[Start of Data for this task]
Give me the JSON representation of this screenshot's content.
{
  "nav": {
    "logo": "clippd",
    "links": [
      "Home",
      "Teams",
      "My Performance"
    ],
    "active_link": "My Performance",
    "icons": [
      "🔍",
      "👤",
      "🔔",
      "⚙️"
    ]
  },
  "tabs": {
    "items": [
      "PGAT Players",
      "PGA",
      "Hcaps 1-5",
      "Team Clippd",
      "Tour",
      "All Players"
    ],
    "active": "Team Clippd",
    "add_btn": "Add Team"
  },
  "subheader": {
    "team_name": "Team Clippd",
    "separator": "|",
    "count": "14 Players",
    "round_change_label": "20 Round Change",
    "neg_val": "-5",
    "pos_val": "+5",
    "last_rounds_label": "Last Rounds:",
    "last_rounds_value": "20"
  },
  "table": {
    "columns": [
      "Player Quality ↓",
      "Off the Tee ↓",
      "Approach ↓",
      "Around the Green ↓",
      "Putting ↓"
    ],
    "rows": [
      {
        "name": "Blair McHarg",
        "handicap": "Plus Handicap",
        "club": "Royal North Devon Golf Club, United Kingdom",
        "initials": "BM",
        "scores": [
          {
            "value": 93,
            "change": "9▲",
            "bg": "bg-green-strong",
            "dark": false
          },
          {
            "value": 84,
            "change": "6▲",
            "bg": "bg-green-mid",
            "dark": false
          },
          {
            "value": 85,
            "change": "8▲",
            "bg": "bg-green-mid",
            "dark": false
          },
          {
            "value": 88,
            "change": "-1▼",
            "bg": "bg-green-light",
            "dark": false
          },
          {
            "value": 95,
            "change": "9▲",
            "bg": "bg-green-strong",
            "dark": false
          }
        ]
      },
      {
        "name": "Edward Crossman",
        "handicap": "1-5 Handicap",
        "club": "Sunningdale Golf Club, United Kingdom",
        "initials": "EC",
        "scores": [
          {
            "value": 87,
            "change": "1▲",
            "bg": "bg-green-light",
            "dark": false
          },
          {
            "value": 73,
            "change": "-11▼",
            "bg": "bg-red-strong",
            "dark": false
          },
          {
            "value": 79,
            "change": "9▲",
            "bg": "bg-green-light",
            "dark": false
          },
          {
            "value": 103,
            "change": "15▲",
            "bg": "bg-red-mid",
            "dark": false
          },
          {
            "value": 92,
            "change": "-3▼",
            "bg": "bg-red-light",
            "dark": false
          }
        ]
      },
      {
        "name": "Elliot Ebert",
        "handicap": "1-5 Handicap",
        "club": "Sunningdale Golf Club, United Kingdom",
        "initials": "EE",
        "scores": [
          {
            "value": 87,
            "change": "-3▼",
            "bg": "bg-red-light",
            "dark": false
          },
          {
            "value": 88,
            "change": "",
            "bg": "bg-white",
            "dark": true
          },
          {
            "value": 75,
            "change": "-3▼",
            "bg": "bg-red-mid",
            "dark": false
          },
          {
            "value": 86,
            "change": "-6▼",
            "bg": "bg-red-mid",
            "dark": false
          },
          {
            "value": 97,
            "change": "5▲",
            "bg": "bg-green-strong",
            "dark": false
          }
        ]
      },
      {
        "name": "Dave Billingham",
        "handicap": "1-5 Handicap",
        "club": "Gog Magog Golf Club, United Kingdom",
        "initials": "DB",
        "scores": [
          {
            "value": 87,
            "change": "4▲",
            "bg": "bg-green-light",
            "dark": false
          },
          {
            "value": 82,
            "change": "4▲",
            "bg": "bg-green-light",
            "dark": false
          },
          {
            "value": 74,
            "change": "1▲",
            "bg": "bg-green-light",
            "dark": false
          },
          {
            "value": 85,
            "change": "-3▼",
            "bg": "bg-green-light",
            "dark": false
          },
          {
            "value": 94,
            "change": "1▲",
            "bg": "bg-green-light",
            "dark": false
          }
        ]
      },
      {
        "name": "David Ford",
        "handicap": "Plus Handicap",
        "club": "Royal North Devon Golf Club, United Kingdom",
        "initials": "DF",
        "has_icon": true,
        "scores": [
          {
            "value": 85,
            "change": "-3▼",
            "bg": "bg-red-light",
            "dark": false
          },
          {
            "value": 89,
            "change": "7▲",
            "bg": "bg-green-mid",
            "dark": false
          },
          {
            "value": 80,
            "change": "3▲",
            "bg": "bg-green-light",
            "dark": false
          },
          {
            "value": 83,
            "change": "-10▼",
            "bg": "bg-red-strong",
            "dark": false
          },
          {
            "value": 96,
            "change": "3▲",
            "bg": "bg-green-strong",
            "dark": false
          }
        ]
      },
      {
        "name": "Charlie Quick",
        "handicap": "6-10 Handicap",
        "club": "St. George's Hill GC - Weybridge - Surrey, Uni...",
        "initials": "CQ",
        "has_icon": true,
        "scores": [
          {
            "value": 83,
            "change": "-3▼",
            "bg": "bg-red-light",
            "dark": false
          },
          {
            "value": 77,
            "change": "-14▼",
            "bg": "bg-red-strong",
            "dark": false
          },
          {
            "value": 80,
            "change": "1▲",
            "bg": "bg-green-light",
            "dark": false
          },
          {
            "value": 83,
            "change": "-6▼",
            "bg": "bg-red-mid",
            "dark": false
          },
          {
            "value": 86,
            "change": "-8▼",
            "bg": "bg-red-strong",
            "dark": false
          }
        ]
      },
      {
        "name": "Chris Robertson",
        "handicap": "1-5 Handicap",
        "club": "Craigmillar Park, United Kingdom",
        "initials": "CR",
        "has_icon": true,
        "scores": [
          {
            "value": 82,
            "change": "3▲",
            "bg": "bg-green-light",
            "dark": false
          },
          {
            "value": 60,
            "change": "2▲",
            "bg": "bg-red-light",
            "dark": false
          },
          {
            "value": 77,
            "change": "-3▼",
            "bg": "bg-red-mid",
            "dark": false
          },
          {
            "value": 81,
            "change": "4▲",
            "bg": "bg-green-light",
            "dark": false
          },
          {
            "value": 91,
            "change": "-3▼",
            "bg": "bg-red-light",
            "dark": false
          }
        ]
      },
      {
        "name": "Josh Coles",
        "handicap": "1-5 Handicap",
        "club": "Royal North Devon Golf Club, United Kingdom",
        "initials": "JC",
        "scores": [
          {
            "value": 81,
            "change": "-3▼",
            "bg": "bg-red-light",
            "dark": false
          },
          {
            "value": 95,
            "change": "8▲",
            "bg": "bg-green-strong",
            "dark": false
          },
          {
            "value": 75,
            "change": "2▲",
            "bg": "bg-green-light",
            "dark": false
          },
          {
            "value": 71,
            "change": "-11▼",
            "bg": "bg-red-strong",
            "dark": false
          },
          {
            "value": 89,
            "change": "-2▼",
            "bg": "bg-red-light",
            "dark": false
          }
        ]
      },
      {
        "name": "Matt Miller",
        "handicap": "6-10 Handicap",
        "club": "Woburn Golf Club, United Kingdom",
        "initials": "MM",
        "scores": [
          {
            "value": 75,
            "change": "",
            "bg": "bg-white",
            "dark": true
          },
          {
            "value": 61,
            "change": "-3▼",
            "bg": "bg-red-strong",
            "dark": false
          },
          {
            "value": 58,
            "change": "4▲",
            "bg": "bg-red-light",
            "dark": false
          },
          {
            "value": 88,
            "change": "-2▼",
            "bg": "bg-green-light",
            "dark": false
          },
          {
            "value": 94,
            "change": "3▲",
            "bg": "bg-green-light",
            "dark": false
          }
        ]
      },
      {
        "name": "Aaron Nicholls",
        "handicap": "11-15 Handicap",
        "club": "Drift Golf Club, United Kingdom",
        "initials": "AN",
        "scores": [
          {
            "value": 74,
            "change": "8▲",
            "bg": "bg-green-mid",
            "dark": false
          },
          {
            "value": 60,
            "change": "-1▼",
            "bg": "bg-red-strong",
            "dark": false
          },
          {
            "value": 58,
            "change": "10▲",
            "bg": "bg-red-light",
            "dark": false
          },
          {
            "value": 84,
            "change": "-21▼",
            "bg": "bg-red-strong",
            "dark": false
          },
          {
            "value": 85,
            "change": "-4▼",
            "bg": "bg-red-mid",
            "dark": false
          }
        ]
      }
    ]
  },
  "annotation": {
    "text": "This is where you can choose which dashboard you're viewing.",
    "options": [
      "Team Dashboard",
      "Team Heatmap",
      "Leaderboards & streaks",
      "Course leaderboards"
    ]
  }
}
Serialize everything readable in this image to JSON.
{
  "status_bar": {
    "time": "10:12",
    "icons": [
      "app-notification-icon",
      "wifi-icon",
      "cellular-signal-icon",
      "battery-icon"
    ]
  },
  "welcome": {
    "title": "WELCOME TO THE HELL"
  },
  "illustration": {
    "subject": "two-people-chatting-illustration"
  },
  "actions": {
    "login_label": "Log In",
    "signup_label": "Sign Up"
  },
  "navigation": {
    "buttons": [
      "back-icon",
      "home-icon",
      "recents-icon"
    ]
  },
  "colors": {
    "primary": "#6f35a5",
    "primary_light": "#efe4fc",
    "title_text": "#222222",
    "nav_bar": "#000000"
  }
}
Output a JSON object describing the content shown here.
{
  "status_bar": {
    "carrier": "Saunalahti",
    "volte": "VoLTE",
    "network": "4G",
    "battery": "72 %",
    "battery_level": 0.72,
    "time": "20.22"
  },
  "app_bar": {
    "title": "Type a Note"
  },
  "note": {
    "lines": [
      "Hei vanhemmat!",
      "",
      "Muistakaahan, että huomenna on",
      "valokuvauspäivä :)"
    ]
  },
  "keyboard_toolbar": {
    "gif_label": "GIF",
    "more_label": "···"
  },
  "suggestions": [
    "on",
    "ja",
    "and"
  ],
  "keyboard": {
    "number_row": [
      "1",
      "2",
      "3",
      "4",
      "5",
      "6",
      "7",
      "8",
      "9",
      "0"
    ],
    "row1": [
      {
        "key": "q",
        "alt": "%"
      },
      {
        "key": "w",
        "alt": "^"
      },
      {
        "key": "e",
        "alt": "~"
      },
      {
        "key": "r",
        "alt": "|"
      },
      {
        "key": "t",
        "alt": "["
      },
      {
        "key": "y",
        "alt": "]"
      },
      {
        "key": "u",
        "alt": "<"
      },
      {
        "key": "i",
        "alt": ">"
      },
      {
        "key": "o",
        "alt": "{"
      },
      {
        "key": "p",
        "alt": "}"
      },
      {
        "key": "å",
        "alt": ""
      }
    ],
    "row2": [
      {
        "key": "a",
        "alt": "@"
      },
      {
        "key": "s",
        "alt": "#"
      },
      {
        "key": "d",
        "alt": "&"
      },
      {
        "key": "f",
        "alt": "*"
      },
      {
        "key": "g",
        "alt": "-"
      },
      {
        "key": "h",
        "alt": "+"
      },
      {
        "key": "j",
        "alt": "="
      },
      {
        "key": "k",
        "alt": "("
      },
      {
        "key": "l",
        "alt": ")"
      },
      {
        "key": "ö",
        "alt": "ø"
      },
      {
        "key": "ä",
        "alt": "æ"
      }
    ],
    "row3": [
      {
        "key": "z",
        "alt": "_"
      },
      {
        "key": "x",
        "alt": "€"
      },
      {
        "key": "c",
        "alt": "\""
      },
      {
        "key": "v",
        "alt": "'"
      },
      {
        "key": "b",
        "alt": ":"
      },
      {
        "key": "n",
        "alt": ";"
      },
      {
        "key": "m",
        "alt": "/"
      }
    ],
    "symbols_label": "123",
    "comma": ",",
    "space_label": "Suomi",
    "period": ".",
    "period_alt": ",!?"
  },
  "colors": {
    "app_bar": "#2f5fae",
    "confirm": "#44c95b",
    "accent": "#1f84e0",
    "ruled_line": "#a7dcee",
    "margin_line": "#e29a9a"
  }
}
[End of Data for this task]
Work to do:
Go through the records above and copy every line with the word "Players".

Reply to the task:
      "PGAT Players",
      "All Players"
    "count": "14 Players",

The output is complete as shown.